▶ **REQUIRED TASK**
Only the lines from the one containing "OCR this image." to the end of the entries should be written out, each exactly as it stands, both ends included.

(Stored dataset items)
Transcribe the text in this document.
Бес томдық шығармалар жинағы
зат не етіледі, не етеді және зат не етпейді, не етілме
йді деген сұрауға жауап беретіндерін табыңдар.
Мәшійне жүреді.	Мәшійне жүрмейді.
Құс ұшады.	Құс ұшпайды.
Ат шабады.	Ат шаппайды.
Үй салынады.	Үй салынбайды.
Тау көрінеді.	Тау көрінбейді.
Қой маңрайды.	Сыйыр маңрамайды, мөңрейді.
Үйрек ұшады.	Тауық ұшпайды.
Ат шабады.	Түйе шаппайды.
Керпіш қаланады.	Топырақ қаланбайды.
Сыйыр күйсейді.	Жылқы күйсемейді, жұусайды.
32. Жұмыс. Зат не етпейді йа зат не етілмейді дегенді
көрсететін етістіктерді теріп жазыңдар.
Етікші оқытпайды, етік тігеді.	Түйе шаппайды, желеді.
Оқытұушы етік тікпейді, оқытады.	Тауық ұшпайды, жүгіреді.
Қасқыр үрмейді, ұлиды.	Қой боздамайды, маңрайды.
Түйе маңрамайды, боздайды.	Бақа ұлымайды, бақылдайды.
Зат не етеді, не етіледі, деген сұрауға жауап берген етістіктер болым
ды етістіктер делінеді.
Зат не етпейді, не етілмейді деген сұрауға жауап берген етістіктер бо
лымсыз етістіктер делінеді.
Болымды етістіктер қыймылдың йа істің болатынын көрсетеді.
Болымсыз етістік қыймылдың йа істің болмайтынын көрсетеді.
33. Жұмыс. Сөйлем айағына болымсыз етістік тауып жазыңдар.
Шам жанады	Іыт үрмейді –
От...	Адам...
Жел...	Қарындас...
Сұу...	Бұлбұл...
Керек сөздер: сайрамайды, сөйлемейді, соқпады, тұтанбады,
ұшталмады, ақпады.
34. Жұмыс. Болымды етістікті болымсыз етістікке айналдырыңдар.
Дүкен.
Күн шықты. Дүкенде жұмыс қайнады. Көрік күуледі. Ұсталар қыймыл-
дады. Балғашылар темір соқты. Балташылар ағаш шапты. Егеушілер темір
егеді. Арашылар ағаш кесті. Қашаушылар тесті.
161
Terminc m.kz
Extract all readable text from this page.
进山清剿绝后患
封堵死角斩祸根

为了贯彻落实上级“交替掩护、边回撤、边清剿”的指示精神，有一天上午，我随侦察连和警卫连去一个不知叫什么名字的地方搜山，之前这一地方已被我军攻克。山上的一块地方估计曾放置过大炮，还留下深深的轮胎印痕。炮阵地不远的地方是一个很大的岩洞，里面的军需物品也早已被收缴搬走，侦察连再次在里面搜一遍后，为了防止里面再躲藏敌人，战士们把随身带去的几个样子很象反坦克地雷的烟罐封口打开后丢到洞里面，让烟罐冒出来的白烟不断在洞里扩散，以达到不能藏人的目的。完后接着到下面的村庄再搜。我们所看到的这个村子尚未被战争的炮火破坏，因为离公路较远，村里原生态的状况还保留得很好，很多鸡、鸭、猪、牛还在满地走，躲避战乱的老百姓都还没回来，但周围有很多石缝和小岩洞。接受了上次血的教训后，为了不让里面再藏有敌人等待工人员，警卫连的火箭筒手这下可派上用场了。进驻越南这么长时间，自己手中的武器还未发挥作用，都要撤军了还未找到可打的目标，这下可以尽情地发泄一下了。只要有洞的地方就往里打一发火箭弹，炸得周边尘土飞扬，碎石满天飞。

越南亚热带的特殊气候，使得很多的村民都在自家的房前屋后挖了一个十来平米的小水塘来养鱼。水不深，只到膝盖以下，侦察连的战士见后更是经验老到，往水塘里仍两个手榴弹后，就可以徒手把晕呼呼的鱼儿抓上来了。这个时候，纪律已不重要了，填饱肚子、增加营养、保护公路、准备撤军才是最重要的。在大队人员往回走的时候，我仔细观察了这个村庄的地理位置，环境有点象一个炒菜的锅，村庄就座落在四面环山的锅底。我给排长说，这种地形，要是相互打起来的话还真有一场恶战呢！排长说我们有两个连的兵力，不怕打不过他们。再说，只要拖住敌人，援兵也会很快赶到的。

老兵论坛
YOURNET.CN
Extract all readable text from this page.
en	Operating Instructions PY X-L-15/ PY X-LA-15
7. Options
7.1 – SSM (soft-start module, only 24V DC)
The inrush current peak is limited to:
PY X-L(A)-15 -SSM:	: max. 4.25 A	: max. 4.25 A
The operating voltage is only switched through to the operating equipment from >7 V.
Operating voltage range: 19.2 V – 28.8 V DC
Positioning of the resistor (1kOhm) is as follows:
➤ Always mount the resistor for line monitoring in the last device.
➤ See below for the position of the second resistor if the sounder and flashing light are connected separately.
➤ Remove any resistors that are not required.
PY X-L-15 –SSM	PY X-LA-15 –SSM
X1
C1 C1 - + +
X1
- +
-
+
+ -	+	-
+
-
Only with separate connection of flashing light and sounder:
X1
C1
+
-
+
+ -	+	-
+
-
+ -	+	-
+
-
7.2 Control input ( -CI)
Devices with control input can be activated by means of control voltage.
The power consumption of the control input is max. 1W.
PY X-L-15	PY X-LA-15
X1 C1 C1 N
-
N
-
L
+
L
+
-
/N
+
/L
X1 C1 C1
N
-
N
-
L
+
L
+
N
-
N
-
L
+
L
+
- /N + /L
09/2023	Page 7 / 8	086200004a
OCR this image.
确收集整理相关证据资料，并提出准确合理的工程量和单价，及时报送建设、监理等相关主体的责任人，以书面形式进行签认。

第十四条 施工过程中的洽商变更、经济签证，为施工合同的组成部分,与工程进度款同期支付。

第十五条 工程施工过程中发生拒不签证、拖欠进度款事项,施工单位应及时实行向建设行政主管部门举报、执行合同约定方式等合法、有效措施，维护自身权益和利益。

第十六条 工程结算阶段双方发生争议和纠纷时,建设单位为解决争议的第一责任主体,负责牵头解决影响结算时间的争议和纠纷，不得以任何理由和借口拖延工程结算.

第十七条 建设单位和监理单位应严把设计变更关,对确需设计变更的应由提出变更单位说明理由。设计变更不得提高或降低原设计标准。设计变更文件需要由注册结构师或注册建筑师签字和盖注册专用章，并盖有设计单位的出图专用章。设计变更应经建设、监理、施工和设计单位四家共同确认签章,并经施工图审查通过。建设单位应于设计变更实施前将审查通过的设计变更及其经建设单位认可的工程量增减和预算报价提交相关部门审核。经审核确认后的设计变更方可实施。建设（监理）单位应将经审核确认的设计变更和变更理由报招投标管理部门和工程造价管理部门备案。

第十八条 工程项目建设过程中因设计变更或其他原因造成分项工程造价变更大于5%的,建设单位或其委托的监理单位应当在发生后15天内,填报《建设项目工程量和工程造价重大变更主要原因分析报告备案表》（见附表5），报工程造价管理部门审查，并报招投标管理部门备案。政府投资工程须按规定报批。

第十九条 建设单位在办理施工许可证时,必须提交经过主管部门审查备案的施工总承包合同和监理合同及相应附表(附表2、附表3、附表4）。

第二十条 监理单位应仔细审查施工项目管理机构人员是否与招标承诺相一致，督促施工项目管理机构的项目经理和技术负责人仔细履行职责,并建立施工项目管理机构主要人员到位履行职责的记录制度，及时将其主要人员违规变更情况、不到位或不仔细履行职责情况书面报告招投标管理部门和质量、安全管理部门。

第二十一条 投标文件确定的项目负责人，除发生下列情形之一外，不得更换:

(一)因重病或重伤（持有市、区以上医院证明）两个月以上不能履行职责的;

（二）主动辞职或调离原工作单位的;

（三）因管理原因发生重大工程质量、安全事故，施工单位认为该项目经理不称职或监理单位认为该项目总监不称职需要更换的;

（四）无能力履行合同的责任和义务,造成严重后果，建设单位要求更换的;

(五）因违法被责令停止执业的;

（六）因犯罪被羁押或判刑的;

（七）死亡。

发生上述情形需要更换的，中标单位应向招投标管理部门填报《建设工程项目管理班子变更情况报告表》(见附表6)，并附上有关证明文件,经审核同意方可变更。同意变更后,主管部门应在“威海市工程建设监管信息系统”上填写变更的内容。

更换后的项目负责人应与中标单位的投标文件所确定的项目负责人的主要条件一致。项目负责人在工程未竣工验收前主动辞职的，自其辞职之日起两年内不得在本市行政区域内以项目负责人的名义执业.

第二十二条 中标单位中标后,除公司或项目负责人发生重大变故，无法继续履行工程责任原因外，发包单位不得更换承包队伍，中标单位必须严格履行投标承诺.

▶ **FINISHED EXERCISE**
OCR this image.
确收集整理相关证据资料，并提出准确合理的工程量和单价，及时报送建设、监理等相关主体的责任人，以书面形式进行签认。

第十四条 施工过程中的洽商变更、经济签证，为施工合同的组成部分,与工程进度款同期支付。

第十五条 工程施工过程中发生拒不签证、拖欠进度款事项,施工单位应及时实行向建设行政主管部门举报、执行合同约定方式等合法、有效措施，维护自身权益和利益。

第十六条 工程结算阶段双方发生争议和纠纷时,建设单位为解决争议的第一责任主体,负责牵头解决影响结算时间的争议和纠纷，不得以任何理由和借口拖延工程结算.

第十七条 建设单位和监理单位应严把设计变更关,对确需设计变更的应由提出变更单位说明理由。设计变更不得提高或降低原设计标准。设计变更文件需要由注册结构师或注册建筑师签字和盖注册专用章，并盖有设计单位的出图专用章。设计变更应经建设、监理、施工和设计单位四家共同确认签章,并经施工图审查通过。建设单位应于设计变更实施前将审查通过的设计变更及其经建设单位认可的工程量增减和预算报价提交相关部门审核。经审核确认后的设计变更方可实施。建设（监理）单位应将经审核确认的设计变更和变更理由报招投标管理部门和工程造价管理部门备案。

第十八条 工程项目建设过程中因设计变更或其他原因造成分项工程造价变更大于5%的,建设单位或其委托的监理单位应当在发生后15天内,填报《建设项目工程量和工程造价重大变更主要原因分析报告备案表》（见附表5），报工程造价管理部门审查，并报招投标管理部门备案。政府投资工程须按规定报批。

第十九条 建设单位在办理施工许可证时,必须提交经过主管部门审查备案的施工总承包合同和监理合同及相应附表(附表2、附表3、附表4）。

第二十条 监理单位应仔细审查施工项目管理机构人员是否与招标承诺相一致，督促施工项目管理机构的项目经理和技术负责人仔细履行职责,并建立施工项目管理机构主要人员到位履行职责的记录制度，及时将其主要人员违规变更情况、不到位或不仔细履行职责情况书面报告招投标管理部门和质量、安全管理部门。

第二十一条 投标文件确定的项目负责人，除发生下列情形之一外，不得更换:

(一)因重病或重伤（持有市、区以上医院证明）两个月以上不能履行职责的;

（二）主动辞职或调离原工作单位的;

（三）因管理原因发生重大工程质量、安全事故，施工单位认为该项目经理不称职或监理单位认为该项目总监不称职需要更换的;

（四）无能力履行合同的责任和义务,造成严重后果，建设单位要求更换的;

(五）因违法被责令停止执业的;

（六）因犯罪被羁押或判刑的;

（七）死亡。

发生上述情形需要更换的，中标单位应向招投标管理部门填报《建设工程项目管理班子变更情况报告表》(见附表6)，并附上有关证明文件,经审核同意方可变更。同意变更后,主管部门应在“威海市工程建设监管信息系统”上填写变更的内容。

更换后的项目负责人应与中标单位的投标文件所确定的项目负责人的主要条件一致。项目负责人在工程未竣工验收前主动辞职的，自其辞职之日起两年内不得在本市行政区域内以项目负责人的名义执业.

第二十二条 中标单位中标后,除公司或项目负责人发生重大变故，无法继续履行工程责任原因外，发包单位不得更换承包队伍，中标单位必须严格履行投标承诺.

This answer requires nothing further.